Using the entries that follow, collect the lines where the word "aannemen" appears.

--

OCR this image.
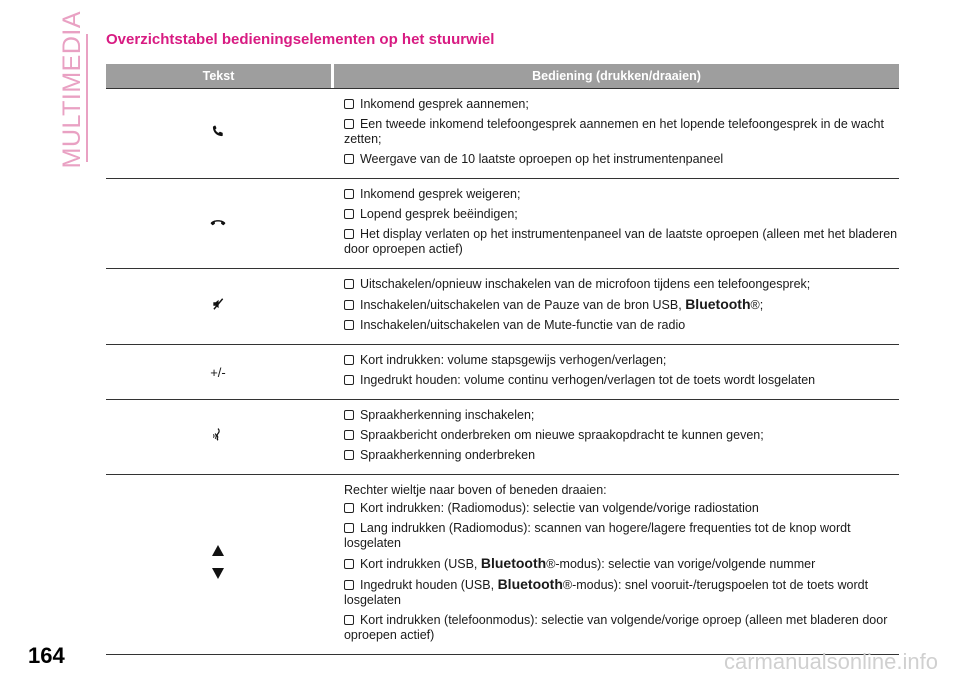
MULTIMEDIA Overzichtstabel bedieningselementen op het stuurwiel
Tekst	Bediening (drukken/draaien)
Inkomend gesprek aannemen;
Een tweede inkomend telefoongesprek aannemen en het lopende telefoongesprek in de wacht zetten;
Weergave van de 10 laatste oproepen op het instrumentenpaneel
Inkomend gesprek weigeren;
Lopend gesprek beëindigen;
Het display verlaten op het instrumentenpaneel van de laatste oproepen (alleen met het bladeren door oproepen actief)
Uitschakelen/opnieuw inschakelen van de microfoon tijdens een telefoongesprek;
Inschakelen/uitschakelen van de Pauze van de bron USB, Bluetooth®;
Inschakelen/uitschakelen van de Mute-functie van de radio
+/-
Kort indrukken: volume stapsgewijs verhogen/verlagen;
Ingedrukt houden: volume continu verhogen/verlagen tot de toets wordt losgelaten
Spraakherkenning inschakelen;
Spraakbericht onderbreken om nieuwe spraakopdracht te kunnen geven;
Spraakherkenning onderbreken
Rechter wieltje naar boven of beneden draaien:
Kort indrukken: (Radiomodus): selectie van volgende/vorige radiostation
Lang indrukken (Radiomodus): scannen van hogere/lagere frequenties tot de knop wordt losgelaten
Kort indrukken (USB, Bluetooth®-modus): selectie van vorige/volgende nummer
Ingedrukt houden (USB, Bluetooth®-modus): snel vooruit-/terugspoelen tot de toets wordt losgelaten
Kort indrukken (telefoonmodus): selectie van volgende/vorige oproep (alleen met bladeren door oproepen actief)
164	carmanualsonline.info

--

## Output for this exercise
Inkomend gesprek aannemen;
Een tweede inkomend telefoongesprek aannemen en het lopende telefoongesprek in de wacht zetten;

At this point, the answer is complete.